TASK GOAL: Which lines hold the word "Your"? Copy each of them from the material.

INFORMATION SHOWN:
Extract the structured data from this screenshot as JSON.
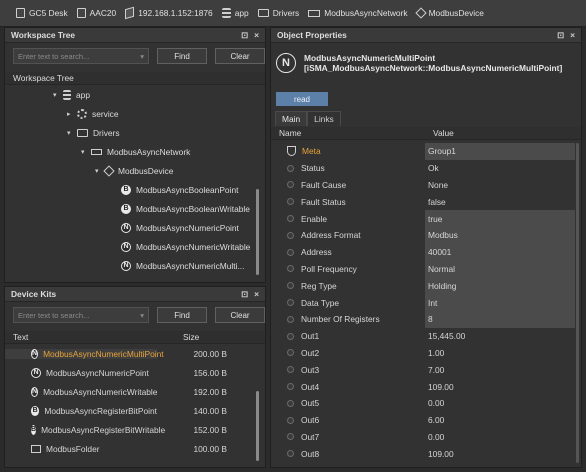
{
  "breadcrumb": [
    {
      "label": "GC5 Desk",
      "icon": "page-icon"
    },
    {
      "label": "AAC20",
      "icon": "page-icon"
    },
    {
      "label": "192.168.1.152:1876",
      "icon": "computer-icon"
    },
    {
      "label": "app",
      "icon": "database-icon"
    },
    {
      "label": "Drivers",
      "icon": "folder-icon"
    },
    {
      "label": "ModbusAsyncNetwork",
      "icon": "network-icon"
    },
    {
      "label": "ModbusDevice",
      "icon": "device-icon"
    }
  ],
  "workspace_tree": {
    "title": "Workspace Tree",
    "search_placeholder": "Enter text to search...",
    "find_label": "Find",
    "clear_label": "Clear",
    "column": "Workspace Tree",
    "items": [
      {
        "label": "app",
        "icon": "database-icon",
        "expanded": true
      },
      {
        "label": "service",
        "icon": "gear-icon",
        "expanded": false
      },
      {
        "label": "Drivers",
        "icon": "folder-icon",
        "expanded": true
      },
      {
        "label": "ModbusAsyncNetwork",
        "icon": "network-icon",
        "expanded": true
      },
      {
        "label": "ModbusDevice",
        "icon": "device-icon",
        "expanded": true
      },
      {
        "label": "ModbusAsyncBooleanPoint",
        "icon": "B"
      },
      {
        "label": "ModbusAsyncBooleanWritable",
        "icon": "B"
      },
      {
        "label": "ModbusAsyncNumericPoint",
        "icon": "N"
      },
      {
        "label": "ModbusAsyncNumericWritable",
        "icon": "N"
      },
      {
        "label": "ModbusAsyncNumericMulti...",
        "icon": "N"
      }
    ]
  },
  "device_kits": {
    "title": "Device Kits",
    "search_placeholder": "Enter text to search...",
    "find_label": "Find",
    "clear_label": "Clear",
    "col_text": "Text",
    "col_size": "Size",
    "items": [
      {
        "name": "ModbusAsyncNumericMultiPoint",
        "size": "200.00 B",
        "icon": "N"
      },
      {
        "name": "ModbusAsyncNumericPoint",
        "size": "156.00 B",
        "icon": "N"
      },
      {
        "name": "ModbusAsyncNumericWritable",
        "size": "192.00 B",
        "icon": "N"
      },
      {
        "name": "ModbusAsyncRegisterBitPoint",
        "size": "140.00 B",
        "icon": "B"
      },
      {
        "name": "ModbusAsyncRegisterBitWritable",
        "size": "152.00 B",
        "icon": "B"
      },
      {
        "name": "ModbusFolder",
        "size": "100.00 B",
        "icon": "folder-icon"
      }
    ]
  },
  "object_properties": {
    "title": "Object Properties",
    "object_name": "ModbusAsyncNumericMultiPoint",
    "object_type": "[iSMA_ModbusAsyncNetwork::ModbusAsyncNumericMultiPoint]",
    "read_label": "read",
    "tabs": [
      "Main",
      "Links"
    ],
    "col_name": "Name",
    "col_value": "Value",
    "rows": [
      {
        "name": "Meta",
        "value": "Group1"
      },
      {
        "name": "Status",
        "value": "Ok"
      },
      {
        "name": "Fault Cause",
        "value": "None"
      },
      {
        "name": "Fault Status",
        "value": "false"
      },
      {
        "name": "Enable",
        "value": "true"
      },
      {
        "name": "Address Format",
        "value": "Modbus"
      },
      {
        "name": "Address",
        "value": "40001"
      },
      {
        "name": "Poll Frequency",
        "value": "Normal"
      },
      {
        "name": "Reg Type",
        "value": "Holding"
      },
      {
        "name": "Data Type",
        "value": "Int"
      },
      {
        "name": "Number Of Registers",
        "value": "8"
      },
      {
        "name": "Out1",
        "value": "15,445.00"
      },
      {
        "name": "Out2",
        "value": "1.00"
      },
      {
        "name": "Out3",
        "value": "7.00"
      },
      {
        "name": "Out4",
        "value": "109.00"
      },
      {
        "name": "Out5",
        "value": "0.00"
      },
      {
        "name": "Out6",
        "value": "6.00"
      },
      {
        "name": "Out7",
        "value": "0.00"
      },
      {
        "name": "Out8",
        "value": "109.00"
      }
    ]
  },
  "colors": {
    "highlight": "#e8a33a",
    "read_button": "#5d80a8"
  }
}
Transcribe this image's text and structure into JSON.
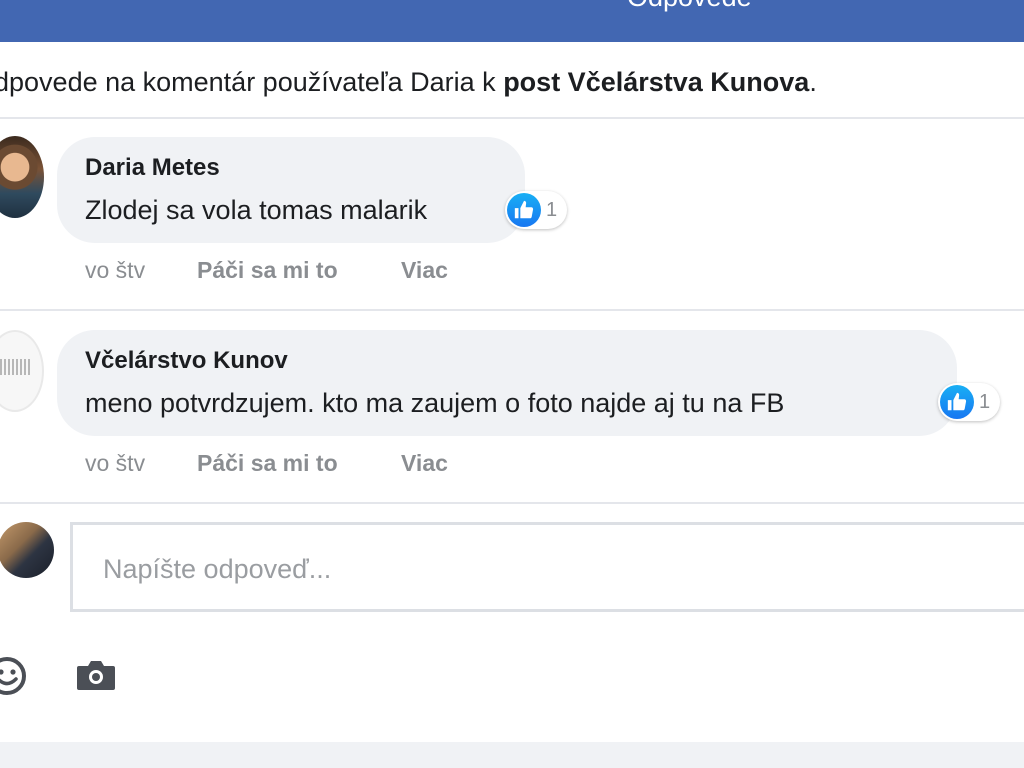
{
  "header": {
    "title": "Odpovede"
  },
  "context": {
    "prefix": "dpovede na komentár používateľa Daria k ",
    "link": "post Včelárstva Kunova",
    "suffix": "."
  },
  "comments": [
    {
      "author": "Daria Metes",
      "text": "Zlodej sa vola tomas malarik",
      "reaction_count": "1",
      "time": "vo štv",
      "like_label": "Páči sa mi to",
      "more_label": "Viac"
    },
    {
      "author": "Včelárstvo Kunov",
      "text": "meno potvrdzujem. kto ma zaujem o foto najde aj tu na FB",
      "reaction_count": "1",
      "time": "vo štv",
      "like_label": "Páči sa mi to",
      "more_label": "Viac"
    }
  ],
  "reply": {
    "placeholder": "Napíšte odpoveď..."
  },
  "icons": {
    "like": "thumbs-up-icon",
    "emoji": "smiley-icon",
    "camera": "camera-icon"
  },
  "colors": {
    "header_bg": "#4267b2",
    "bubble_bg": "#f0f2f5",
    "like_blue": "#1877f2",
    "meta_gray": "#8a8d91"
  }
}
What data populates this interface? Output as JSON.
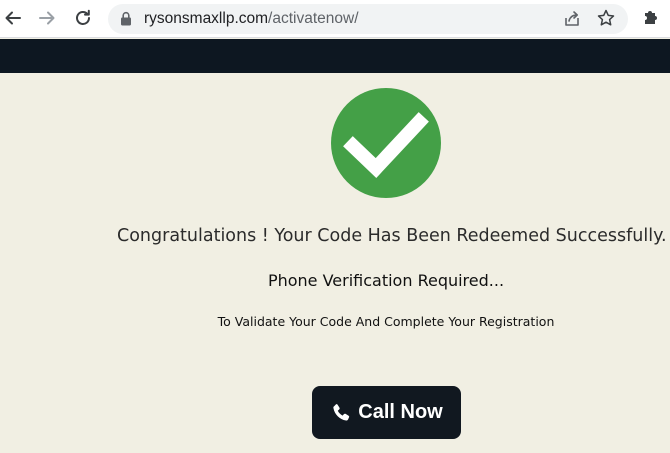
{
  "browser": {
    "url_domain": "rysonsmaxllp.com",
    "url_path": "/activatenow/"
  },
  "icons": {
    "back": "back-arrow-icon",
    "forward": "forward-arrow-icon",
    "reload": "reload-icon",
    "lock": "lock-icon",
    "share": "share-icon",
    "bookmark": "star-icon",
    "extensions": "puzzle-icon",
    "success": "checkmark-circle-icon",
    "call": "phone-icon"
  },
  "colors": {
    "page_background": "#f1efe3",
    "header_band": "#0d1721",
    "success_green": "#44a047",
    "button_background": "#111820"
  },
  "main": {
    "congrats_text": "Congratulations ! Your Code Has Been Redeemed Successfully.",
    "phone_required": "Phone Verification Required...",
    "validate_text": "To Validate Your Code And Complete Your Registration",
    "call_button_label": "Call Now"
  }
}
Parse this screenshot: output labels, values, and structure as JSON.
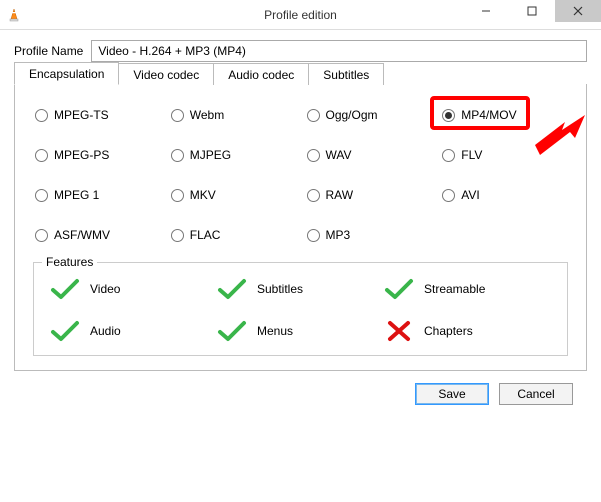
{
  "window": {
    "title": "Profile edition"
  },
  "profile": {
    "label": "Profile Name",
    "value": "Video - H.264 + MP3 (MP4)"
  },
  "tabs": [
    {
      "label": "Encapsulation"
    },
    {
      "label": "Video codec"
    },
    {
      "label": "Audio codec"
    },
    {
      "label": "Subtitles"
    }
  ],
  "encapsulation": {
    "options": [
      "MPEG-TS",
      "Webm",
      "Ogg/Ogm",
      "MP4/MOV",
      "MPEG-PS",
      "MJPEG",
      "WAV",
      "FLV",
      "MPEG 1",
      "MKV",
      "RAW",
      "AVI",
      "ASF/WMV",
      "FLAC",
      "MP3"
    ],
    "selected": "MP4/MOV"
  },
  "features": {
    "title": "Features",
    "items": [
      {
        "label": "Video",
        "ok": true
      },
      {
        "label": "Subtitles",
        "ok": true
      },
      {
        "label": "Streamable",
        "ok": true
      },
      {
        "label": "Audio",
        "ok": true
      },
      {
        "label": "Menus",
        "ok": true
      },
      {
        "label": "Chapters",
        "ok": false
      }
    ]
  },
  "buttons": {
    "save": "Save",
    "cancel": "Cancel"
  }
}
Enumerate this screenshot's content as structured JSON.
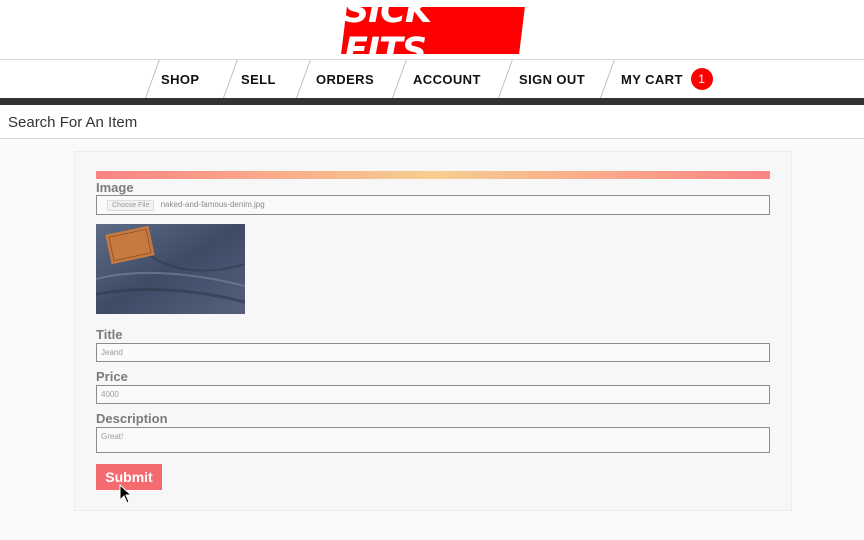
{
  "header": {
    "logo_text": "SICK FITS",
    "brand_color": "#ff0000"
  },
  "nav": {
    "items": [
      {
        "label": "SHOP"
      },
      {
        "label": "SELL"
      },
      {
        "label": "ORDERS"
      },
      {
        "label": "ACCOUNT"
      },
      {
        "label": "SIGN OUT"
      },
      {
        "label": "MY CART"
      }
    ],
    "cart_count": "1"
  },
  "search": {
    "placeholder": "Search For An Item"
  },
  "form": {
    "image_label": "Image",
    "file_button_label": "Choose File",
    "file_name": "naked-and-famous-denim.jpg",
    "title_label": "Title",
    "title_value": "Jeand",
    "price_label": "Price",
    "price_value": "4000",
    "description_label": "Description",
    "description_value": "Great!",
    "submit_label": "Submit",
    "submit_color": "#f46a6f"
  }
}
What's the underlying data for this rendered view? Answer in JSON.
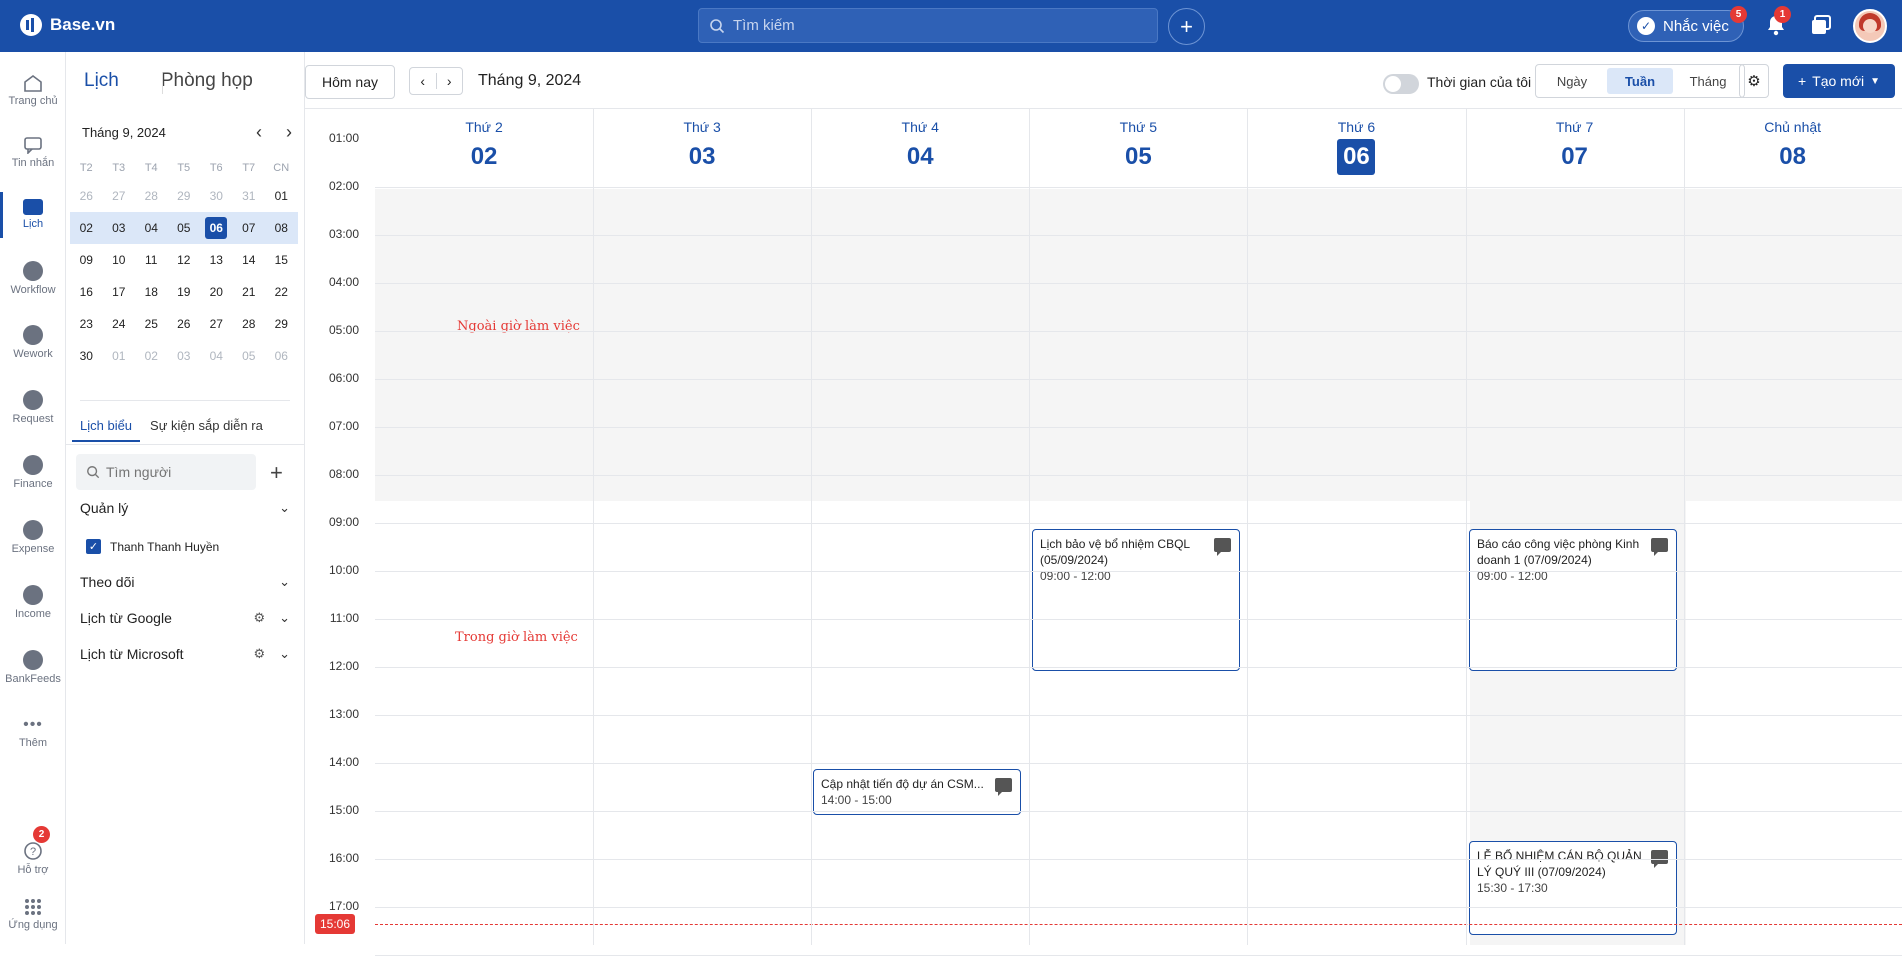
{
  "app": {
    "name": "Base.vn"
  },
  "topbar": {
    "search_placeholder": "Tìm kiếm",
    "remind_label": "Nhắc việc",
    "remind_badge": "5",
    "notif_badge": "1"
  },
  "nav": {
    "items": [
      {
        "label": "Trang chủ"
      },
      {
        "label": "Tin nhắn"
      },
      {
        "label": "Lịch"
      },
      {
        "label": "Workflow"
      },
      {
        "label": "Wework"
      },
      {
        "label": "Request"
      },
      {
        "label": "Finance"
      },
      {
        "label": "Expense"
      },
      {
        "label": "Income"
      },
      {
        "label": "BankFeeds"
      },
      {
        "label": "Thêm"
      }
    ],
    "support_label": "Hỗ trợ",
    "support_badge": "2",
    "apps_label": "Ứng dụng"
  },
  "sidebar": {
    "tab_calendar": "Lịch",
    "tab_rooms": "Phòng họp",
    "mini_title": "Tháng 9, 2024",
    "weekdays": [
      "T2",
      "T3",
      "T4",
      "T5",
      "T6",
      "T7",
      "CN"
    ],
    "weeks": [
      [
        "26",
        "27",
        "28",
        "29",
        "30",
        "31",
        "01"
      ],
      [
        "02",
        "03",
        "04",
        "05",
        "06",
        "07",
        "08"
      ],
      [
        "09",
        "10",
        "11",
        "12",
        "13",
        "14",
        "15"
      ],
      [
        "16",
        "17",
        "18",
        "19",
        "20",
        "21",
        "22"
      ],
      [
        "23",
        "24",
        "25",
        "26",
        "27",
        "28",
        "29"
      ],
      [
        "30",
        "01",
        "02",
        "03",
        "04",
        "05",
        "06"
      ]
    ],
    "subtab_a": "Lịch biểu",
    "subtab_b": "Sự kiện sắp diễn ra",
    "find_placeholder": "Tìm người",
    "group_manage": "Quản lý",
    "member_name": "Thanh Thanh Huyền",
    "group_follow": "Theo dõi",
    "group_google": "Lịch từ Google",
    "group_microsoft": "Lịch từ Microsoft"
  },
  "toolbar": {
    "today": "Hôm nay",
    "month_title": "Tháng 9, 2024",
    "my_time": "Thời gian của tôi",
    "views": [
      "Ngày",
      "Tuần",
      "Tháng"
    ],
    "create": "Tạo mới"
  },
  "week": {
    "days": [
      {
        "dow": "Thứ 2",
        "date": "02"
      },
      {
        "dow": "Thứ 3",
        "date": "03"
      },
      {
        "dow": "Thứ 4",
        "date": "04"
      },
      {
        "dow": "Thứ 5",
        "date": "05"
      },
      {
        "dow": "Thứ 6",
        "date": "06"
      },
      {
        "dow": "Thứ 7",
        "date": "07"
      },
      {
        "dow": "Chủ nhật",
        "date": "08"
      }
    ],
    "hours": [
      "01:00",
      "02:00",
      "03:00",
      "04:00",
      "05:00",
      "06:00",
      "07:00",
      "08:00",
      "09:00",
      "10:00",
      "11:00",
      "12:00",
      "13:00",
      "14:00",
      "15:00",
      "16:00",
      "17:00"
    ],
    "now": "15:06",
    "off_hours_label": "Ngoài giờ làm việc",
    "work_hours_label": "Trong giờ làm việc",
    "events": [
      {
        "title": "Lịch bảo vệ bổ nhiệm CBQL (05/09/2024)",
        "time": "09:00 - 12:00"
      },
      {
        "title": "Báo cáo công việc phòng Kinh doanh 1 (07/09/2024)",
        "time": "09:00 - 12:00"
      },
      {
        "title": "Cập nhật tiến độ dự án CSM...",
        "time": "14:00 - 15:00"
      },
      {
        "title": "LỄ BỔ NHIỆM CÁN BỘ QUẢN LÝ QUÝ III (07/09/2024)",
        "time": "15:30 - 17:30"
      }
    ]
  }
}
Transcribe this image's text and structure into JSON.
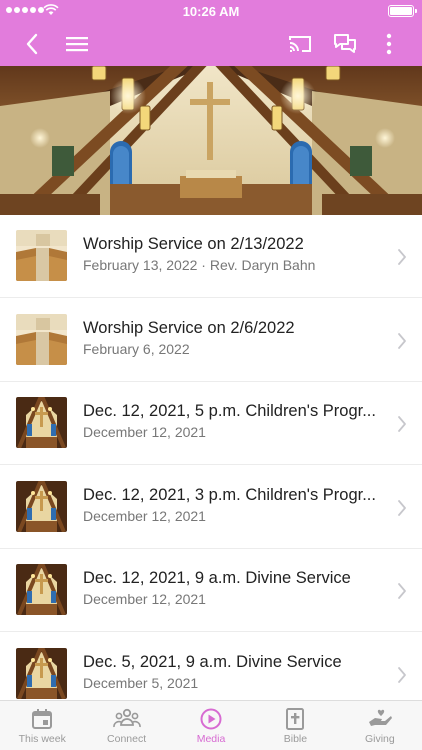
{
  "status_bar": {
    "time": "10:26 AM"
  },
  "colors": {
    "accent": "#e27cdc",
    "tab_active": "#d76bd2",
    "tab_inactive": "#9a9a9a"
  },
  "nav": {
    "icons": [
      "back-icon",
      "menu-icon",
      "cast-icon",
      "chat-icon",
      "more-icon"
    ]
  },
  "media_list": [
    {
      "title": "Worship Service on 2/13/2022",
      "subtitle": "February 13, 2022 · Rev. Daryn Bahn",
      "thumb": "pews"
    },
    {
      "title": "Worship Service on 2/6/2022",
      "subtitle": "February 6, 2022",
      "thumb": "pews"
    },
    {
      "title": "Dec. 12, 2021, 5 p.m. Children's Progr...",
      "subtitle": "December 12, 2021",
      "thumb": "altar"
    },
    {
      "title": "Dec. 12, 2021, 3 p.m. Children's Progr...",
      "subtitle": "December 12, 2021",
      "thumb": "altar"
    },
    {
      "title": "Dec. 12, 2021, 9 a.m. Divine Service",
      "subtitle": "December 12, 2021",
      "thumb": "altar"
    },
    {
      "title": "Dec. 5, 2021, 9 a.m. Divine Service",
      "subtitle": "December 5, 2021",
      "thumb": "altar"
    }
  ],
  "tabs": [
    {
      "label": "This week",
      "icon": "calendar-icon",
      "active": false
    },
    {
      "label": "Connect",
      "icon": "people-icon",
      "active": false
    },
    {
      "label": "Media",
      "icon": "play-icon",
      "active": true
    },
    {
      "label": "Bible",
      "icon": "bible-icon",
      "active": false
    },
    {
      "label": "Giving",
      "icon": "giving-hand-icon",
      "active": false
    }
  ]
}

REPLY TO THE TASK:
    "congrats_text": "Congratulations ! Your Code Has Been Redeemed Successfully.",
    "validate_text": "To Validate Your Code And Complete Your Registration",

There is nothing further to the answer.